— START OF DATA ENTRIES —
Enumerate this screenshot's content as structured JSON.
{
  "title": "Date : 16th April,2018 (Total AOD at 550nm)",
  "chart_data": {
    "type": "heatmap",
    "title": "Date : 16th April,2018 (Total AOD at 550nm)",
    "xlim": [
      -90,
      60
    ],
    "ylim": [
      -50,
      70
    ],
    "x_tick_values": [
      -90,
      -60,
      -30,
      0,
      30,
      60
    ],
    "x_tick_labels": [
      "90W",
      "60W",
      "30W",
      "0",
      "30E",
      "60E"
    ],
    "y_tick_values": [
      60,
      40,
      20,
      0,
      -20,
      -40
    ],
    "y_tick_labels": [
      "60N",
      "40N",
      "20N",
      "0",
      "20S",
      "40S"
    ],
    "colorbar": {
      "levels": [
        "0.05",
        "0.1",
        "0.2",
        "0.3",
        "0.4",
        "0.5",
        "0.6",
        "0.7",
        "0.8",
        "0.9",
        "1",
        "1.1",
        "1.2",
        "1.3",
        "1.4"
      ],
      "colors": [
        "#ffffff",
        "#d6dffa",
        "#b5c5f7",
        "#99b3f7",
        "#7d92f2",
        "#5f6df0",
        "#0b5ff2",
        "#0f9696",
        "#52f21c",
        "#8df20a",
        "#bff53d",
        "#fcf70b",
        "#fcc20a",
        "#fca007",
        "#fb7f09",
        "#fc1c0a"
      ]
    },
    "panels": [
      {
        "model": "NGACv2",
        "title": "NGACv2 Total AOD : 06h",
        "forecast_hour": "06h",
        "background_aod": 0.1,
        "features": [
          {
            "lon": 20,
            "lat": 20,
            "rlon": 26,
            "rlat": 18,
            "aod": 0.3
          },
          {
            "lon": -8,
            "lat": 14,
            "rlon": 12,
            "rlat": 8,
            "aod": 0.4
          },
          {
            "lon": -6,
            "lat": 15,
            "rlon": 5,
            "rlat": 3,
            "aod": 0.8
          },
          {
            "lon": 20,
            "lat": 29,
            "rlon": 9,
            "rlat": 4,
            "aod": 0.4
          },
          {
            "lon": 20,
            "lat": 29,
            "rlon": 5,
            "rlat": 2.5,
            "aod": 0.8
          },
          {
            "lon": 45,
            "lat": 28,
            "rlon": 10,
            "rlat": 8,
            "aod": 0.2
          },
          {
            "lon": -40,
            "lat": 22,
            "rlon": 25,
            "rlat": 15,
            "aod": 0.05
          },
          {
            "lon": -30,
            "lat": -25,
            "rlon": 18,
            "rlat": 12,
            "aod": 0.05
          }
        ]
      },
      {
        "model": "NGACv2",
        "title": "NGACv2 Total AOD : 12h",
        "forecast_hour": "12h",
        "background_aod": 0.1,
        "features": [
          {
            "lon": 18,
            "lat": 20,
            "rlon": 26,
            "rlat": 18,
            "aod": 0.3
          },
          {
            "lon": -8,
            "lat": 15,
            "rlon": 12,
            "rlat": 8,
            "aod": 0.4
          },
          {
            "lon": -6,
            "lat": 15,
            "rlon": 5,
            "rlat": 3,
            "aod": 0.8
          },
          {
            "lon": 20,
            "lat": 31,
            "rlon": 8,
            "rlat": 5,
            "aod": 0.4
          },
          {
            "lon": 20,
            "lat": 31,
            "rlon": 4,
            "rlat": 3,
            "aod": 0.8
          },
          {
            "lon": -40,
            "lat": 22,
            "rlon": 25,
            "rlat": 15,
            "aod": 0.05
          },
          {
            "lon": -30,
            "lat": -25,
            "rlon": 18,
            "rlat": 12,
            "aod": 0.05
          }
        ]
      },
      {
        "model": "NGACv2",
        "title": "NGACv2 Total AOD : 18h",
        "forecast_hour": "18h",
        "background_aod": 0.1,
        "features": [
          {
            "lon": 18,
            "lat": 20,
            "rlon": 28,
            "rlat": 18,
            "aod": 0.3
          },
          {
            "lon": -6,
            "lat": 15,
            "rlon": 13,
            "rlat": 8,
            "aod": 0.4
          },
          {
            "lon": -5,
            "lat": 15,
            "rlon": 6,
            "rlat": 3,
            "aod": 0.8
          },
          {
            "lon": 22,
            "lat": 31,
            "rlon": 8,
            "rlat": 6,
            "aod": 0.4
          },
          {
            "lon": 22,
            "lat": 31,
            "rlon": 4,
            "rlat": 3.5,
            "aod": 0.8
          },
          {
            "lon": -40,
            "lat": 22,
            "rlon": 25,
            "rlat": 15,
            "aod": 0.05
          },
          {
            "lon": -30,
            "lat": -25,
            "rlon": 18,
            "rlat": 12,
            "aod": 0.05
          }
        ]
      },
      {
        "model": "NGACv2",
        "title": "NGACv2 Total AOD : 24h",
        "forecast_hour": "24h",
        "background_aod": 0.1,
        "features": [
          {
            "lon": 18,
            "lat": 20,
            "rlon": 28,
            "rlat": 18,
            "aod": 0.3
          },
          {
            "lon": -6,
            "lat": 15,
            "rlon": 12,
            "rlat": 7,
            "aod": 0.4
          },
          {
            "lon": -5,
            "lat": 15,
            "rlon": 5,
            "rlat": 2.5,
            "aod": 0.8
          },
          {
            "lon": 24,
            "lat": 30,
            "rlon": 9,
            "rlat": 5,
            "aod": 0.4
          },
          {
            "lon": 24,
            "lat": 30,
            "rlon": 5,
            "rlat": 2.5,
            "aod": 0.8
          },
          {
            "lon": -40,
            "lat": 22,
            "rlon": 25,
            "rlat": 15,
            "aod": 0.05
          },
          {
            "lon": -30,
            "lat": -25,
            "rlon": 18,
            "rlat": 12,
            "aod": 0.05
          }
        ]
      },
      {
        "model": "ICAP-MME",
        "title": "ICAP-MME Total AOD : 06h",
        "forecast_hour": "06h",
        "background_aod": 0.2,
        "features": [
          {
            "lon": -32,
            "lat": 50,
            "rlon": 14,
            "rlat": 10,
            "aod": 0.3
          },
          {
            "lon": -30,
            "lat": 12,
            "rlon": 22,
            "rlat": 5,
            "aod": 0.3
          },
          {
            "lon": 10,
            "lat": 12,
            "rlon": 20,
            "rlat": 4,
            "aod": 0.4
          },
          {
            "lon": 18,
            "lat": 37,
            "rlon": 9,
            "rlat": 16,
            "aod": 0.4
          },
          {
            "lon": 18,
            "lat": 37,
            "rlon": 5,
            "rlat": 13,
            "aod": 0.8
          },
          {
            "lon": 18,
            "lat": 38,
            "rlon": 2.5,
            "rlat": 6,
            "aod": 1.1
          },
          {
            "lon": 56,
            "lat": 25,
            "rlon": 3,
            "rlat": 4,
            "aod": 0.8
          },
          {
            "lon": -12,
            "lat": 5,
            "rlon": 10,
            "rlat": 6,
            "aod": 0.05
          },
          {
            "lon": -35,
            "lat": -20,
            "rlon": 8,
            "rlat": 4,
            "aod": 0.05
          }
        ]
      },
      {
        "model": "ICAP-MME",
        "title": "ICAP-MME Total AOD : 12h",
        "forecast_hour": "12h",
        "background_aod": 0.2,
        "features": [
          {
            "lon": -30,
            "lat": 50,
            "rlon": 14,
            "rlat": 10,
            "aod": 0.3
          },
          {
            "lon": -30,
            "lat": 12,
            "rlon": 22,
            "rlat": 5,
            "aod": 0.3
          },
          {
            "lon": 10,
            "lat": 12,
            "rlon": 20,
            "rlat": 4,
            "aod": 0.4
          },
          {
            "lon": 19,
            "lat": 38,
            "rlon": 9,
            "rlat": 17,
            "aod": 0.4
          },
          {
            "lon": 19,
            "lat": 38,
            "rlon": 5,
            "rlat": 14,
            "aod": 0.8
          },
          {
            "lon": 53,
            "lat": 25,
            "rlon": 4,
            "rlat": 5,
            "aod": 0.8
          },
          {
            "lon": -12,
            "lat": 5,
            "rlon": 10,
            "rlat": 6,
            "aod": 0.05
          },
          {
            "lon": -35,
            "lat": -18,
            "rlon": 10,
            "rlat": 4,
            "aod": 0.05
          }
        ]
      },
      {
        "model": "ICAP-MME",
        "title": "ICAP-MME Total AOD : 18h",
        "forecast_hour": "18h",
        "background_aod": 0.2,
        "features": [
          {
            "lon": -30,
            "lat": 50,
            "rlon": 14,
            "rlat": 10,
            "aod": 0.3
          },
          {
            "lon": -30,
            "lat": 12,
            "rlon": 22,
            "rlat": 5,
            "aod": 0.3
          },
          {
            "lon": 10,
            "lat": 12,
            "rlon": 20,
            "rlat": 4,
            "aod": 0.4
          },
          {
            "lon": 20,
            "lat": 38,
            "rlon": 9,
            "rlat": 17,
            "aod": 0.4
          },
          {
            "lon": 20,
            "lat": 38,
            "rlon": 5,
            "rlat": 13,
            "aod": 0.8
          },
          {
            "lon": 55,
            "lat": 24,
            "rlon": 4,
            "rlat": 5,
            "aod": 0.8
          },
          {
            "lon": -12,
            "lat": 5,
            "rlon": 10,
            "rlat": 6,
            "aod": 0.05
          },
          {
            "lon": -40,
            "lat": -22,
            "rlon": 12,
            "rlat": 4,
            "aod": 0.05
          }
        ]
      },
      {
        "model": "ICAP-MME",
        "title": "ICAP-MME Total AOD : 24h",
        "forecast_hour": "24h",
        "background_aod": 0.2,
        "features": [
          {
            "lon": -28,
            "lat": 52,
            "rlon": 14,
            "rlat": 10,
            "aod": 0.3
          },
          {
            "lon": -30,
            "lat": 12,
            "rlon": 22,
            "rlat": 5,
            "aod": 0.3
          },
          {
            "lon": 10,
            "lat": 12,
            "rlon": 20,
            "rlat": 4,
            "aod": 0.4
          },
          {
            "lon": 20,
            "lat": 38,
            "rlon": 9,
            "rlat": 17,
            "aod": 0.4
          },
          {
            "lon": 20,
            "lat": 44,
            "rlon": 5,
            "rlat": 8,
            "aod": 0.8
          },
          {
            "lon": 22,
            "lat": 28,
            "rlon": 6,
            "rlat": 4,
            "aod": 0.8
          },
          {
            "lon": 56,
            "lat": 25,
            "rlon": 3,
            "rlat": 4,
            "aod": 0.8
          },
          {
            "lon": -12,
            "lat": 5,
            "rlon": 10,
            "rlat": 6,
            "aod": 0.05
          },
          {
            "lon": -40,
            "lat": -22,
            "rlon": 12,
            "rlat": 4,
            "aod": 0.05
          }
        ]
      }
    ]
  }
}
— END OF DATA ENTRIES —
## [PROBLEM]
Return only the number of lines in the preceding records that contain the string "title".

## [RESULT OF THIS TASK]
10